> _Text shown_
Agatha Christie - Ten Little Niggers 1939 UK
Ten Little Niggers 1939 UK

Ten Little Niggers is a mystery novel by the English writer Agatha Christie, described by her as the most difficult of her books to write. It was first published in the United Kingdom by the Collins Crime Club on 6 November 1939, after the children’s counting rhyme and minstrel song, which serves as a major plot element. The US edition was released in January 1940 with the title And Then There Were None, taken from the last five words of the song. Successive American reprints and adaptations use that title, though Pocket Books paperbacks used the title Ten Little Indians between 1964 and 1986. UK editions continued to use the original title until 1985.

And Then There Were None is the world’s best-selling mystery, and with over 100 million copies sold is one of the best-selling books of all time. The novel has been listed as the sixth best-selling title (any language, including reference works).

The plot is structured around the ten lines of the children’s counting rhyme “Ten Little Niggers” (“Ten Little Indians” or “Ten Little Soldiers” in later editions). Each of the ten victims – eight guests plus the island’s two caretakers – is killed in a manner which reflects one of the lines of the rhyme. Also killed, but off the island, is the island’s recent owner.

Plot Summary

[SPOILER ALERT]

These details correspond to the text of the 1939 first edition.
Eight people arrive on a small, isolated island off the Devon coast, each having received an unexpected personal invitation. They are met by the butler and cook-housekeeper, Thomas and Ethel Rogers, who explain that their hosts, Ulick Norman Owen and Una Nancy Owen, have not yet arrived, though they have left instructions.
A framed copy of an old rhyme hangs in every guest’s room, and on the dining room table sit ten figurines. After supper, a phonograph record is played; the recording accuses each visitor and Mr and Mrs Rogers of having committed murder, then asks if any of the “prisoners at the bar” wishes to offer a defence.
The guests discover that none of them know the Owens, and Mr Justice Wargrave suggests that the name “U N Owen” is a play on “Unknown”. Marston finishes his drink and promptly dies of cyanide poisoning. Dr Armstrong confirms that there was no cyanide in the other drinks and suggests that Marston must have dosed himself.
The next morning, Mrs Rogers is found dead in her bed, and by lunchtime, General MacArthur has also died from a heavy blow to the head. The guests realise that the nature of the deaths corresponds with the respective lines of the rhyme, and three of the figurines are found to be missing.
The guests suspect that U N Owen may be systematically murdering them and search the island, but find no hiding places. Since no one else could have arrived or departed the island unassisted, they are forced to conclude that one of the seven remaining persons must be the killer. The next morning, Mr Rogers is found dead at the woodpile, and Emily Brent is found dead in the drawing room, having been injected with potassium cyanide.

> _Work to complete_
**a)** Answer each question using the text on the Agatha Christie novel:
(i) On what date, and by which publisher, was the novel first published in the United Kingdom?
(ii) How many copies of the novel have been sold?
(iii) Where is the island on which the eight guests arrive?
**b)** In the text on the Agatha Christie novel, condense the paragraph beginning "The guests suspect that U N Owen" into a short bulleted list that keeps its main facts.
**c)** Write the next part of the plot summary of the Agatha Christie novel, picking up after its final sentence.
The data has no connection to the text on the Agatha Christie novel.

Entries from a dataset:
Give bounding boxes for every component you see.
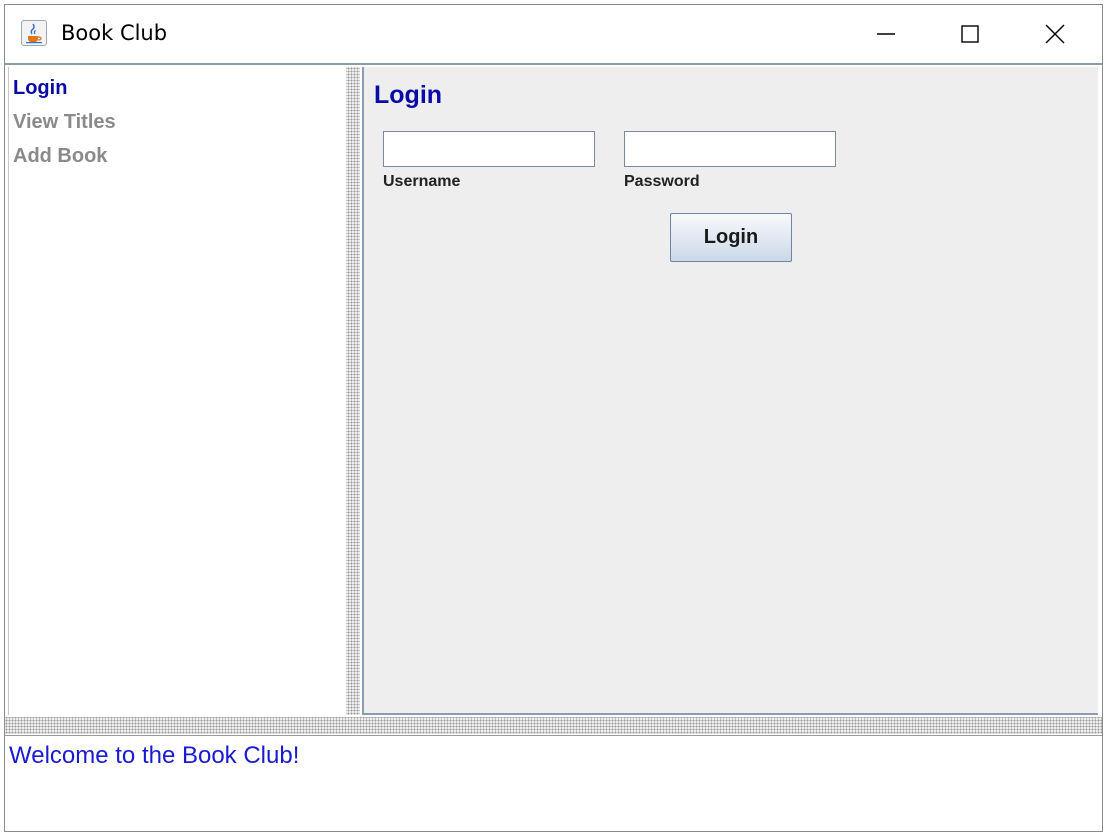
password-input[interactable] (625, 132, 835, 166)
maximize-icon (961, 25, 979, 43)
login-button[interactable]: Login (670, 213, 792, 262)
status-area: Welcome to the Book Club! (5, 735, 1102, 831)
content-area: Login View Titles Add Book Login Usernam… (5, 63, 1102, 831)
title-bar[interactable]: Book Club (5, 5, 1102, 63)
login-panel: Login Username Password Login (362, 67, 1098, 715)
nav-item-login[interactable]: Login (9, 71, 116, 105)
panel-title: Login (374, 81, 443, 109)
nav-list: Login View Titles Add Book (9, 71, 116, 173)
close-button[interactable] (1010, 5, 1100, 63)
username-label: Username (383, 173, 461, 190)
nav-item-add-book[interactable]: Add Book (9, 139, 116, 173)
nav-item-view-titles[interactable]: View Titles (9, 105, 116, 139)
maximize-button[interactable] (925, 5, 1015, 63)
password-field[interactable] (624, 131, 836, 167)
status-message: Welcome to the Book Club! (9, 742, 300, 769)
vertical-split-divider[interactable] (346, 67, 360, 715)
minimize-button[interactable] (841, 5, 931, 63)
java-coffee-cup-icon (21, 20, 47, 46)
app-window: Book Club Login View Titles Add Book Log… (4, 4, 1103, 832)
close-icon (1045, 24, 1065, 44)
password-label: Password (624, 173, 700, 190)
window-title: Book Club (61, 21, 168, 45)
horizontal-split-divider[interactable] (5, 717, 1102, 734)
navigation-pane: Login View Titles Add Book (8, 67, 345, 715)
username-field[interactable] (383, 131, 595, 167)
username-input[interactable] (384, 132, 594, 166)
minimize-icon (877, 33, 895, 35)
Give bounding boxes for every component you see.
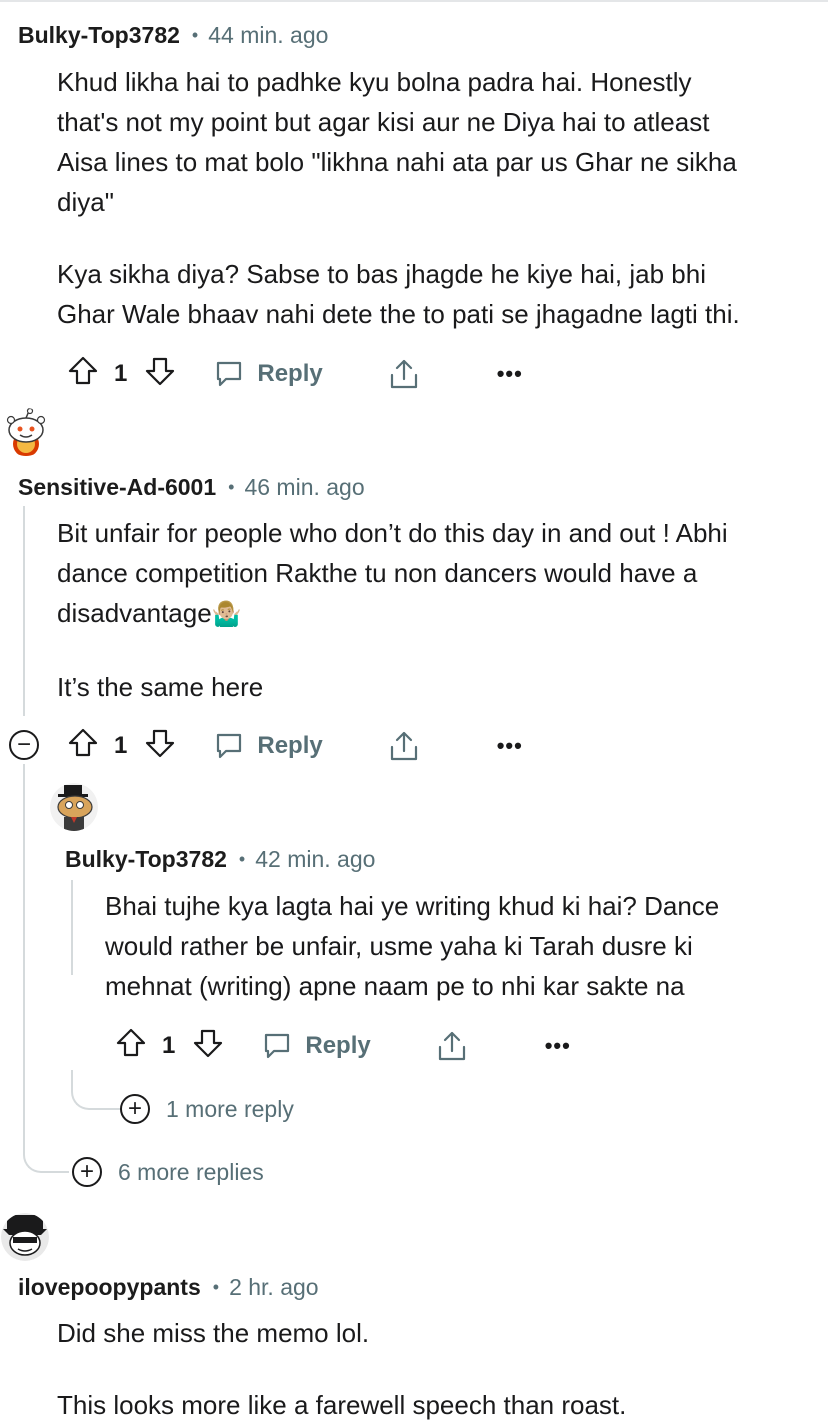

> _The responses_
**a)**
(i) 6 November 1939, by the Collins Crime Club.
(ii) Over 100 million copies.
(iii) Off the Devon coast.

**b)**
- The guests suspect U N Owen of killing them one by one and search the island, but find no hiding places.
- Since no one could have come or gone without help, they conclude the killer is one of the seven people still alive.
- The next morning, Mr Rogers is found dead at the woodpile.
- Emily Brent is found dead in the drawing room after an injection of potassium cyanide.

**c)**
After Wargrave suggests searching all the rooms, Lombard’s gun is found to be missing. Vera Claythorne goes up to her room and screams when she finds seaweed hanging from the ceiling. Most of the remaining guests rush upstairs; when they return they find Wargrave still downstairs, crudely dressed in the attire of a judge with a gunshot wound to the forehead. Dr Armstrong pronounces him dead.
That night, Lombard’s gun is returned, and Blore sees someone leaving the house. Armstrong is absent from his room. Vera, Blore, and Lombard decide to stick together and leave the house. When Blore returns for food, he is killed by a marble clock shaped like a bear that is pushed from Vera’s window sill. Vera and Lombard find Armstrong’s body washed up on the beach, and each concludes the other must be responsible. Vera suggests moving the body from the shore as a mark of respect, but this is a pretext to acquire Lombard’s gun. When Lombard lunges for it, she shoots him dead.
Vera returns to the house in a shaken, post-traumatic state. She finds a noose and chair arranged in her room and a powerful smell of the sea. Overcome by guilt, she hangs herself in accordance with the last line of the rhyme.
Scotland Yard officials arrive on the island to find nobody alive. They discover that the island’s owner, a sleazy lawyer and drug trafficker called Isaac Morris, had arranged the invitations and ordered the recording. However, he had died of a barbiturate overdose on the night the guests arrived. The police reconstruct the deaths with the help of the victims’ diaries and a coroner’s report. They are able to eliminate several suspects due to the circumstances of their deaths and items being moved afterward, but ultimately they cannot identify the killer.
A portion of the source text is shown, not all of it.